* _Exercise objective_: Write out all of the records precisely. Skip anything that is a picture.

-- START Task data --

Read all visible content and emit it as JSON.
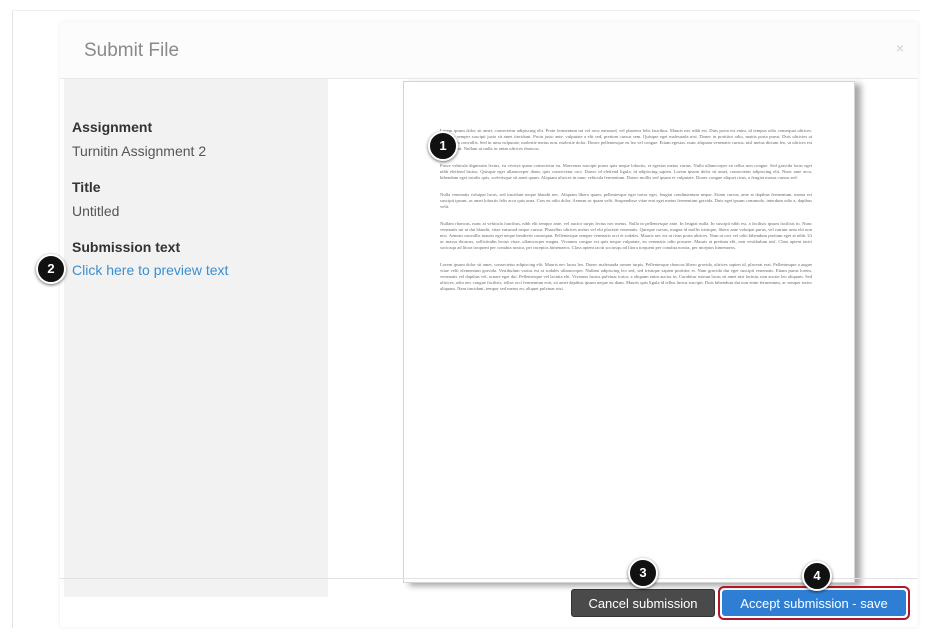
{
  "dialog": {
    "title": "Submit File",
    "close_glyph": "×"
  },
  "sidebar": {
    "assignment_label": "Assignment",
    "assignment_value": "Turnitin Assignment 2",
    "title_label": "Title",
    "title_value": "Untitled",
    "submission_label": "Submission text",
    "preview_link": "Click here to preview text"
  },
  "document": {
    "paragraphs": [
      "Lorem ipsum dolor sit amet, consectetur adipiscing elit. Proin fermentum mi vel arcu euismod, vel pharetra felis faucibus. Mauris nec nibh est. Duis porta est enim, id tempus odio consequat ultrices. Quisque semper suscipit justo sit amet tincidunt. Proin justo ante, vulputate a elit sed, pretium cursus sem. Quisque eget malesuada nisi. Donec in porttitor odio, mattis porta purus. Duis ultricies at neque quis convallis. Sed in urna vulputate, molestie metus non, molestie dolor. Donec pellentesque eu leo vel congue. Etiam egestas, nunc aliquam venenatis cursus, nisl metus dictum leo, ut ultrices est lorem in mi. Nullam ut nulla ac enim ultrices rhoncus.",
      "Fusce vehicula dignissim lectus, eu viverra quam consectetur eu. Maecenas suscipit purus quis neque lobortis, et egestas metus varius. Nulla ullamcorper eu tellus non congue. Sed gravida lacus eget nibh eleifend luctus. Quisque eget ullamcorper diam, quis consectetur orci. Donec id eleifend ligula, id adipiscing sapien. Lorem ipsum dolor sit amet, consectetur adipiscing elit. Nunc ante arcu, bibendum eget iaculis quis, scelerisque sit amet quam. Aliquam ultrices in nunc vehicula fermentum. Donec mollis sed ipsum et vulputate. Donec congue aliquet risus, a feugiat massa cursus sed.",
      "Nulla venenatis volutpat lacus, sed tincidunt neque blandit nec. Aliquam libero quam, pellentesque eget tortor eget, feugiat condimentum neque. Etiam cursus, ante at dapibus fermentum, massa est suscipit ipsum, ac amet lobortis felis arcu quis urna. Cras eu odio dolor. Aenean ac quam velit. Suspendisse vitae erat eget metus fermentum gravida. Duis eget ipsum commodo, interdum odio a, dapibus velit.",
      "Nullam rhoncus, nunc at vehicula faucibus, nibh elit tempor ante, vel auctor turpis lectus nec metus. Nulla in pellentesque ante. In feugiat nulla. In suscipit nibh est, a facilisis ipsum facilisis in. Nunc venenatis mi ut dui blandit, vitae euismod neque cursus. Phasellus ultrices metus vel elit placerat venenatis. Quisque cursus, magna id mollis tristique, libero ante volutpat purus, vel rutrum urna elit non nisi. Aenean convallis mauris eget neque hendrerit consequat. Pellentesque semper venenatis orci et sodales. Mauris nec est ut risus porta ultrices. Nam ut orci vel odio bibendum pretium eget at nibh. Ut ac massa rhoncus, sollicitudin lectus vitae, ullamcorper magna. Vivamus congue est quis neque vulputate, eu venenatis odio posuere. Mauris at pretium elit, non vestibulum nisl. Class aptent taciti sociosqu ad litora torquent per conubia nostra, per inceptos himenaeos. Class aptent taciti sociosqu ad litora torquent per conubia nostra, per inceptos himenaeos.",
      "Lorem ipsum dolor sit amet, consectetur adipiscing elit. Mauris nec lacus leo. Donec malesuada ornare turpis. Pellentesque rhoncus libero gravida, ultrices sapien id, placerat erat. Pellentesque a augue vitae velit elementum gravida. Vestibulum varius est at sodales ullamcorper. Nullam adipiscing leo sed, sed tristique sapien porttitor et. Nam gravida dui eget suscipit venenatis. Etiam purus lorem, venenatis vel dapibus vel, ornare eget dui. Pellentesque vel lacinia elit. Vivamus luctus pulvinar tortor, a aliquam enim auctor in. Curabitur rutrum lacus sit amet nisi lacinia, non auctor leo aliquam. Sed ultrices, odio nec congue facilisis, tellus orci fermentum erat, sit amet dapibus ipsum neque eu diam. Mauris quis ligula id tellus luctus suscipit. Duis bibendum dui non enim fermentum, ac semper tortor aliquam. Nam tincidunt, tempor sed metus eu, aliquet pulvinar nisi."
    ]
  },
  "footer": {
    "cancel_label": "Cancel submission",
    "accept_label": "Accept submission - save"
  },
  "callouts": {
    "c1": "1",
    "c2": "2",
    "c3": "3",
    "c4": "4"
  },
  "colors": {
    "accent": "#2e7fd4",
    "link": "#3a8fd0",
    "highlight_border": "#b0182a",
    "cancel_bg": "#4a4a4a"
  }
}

-- END Task data --

* _Written solution_:
Read all visible content and emit it as JSON.
{
  "dialog": {
    "title": "Submit File",
    "close_glyph": "×"
  },
  "sidebar": {
    "assignment_label": "Assignment",
    "assignment_value": "Turnitin Assignment 2",
    "title_label": "Title",
    "title_value": "Untitled",
    "submission_label": "Submission text",
    "preview_link": "Click here to preview text"
  },
  "document": {
    "paragraphs": [
      "Lorem ipsum dolor sit amet, consectetur adipiscing elit. Proin fermentum mi vel arcu euismod, vel pharetra felis faucibus. Mauris nec nibh est. Duis porta est enim, id tempus odio consequat ultrices. Quisque semper suscipit justo sit amet tincidunt. Proin justo ante, vulputate a elit sed, pretium cursus sem. Quisque eget malesuada nisi. Donec in porttitor odio, mattis porta purus. Duis ultricies at neque quis convallis. Sed in urna vulputate, molestie metus non, molestie dolor. Donec pellentesque eu leo vel congue. Etiam egestas, nunc aliquam venenatis cursus, nisl metus dictum leo, ut ultrices est lorem in mi. Nullam ut nulla ac enim ultrices rhoncus.",
      "Fusce vehicula dignissim lectus, eu viverra quam consectetur eu. Maecenas suscipit purus quis neque lobortis, et egestas metus varius. Nulla ullamcorper eu tellus non congue. Sed gravida lacus eget nibh eleifend luctus. Quisque eget ullamcorper diam, quis consectetur orci. Donec id eleifend ligula, id adipiscing sapien. Lorem ipsum dolor sit amet, consectetur adipiscing elit. Nunc ante arcu, bibendum eget iaculis quis, scelerisque sit amet quam. Aliquam ultrices in nunc vehicula fermentum. Donec mollis sed ipsum et vulputate. Donec congue aliquet risus, a feugiat massa cursus sed.",
      "Nulla venenatis volutpat lacus, sed tincidunt neque blandit nec. Aliquam libero quam, pellentesque eget tortor eget, feugiat condimentum neque. Etiam cursus, ante at dapibus fermentum, massa est suscipit ipsum, ac amet lobortis felis arcu quis urna. Cras eu odio dolor. Aenean ac quam velit. Suspendisse vitae erat eget metus fermentum gravida. Duis eget ipsum commodo, interdum odio a, dapibus velit.",
      "Nullam rhoncus, nunc at vehicula faucibus, nibh elit tempor ante, vel auctor turpis lectus nec metus. Nulla in pellentesque ante. In feugiat nulla. In suscipit nibh est, a facilisis ipsum facilisis in. Nunc venenatis mi ut dui blandit, vitae euismod neque cursus. Phasellus ultrices metus vel elit placerat venenatis. Quisque cursus, magna id mollis tristique, libero ante volutpat purus, vel rutrum urna elit non nisi. Aenean convallis mauris eget neque hendrerit consequat. Pellentesque semper venenatis orci et sodales. Mauris nec est ut risus porta ultrices. Nam ut orci vel odio bibendum pretium eget at nibh. Ut ac massa rhoncus, sollicitudin lectus vitae, ullamcorper magna. Vivamus congue est quis neque vulputate, eu venenatis odio posuere. Mauris at pretium elit, non vestibulum nisl. Class aptent taciti sociosqu ad litora torquent per conubia nostra, per inceptos himenaeos. Class aptent taciti sociosqu ad litora torquent per conubia nostra, per inceptos himenaeos.",
      "Lorem ipsum dolor sit amet, consectetur adipiscing elit. Mauris nec lacus leo. Donec malesuada ornare turpis. Pellentesque rhoncus libero gravida, ultrices sapien id, placerat erat. Pellentesque a augue vitae velit elementum gravida. Vestibulum varius est at sodales ullamcorper. Nullam adipiscing leo sed, sed tristique sapien porttitor et. Nam gravida dui eget suscipit venenatis. Etiam purus lorem, venenatis vel dapibus vel, ornare eget dui. Pellentesque vel lacinia elit. Vivamus luctus pulvinar tortor, a aliquam enim auctor in. Curabitur rutrum lacus sit amet nisi lacinia, non auctor leo aliquam. Sed ultrices, odio nec congue facilisis, tellus orci fermentum erat, sit amet dapibus ipsum neque eu diam. Mauris quis ligula id tellus luctus suscipit. Duis bibendum dui non enim fermentum, ac semper tortor aliquam. Nam tincidunt, tempor sed metus eu, aliquet pulvinar nisi."
    ]
  },
  "footer": {
    "cancel_label": "Cancel submission",
    "accept_label": "Accept submission - save"
  },
  "callouts": {
    "c1": "1",
    "c2": "2",
    "c3": "3",
    "c4": "4"
  },
  "colors": {
    "accent": "#2e7fd4",
    "link": "#3a8fd0",
    "highlight_border": "#b0182a",
    "cancel_bg": "#4a4a4a"
  }
}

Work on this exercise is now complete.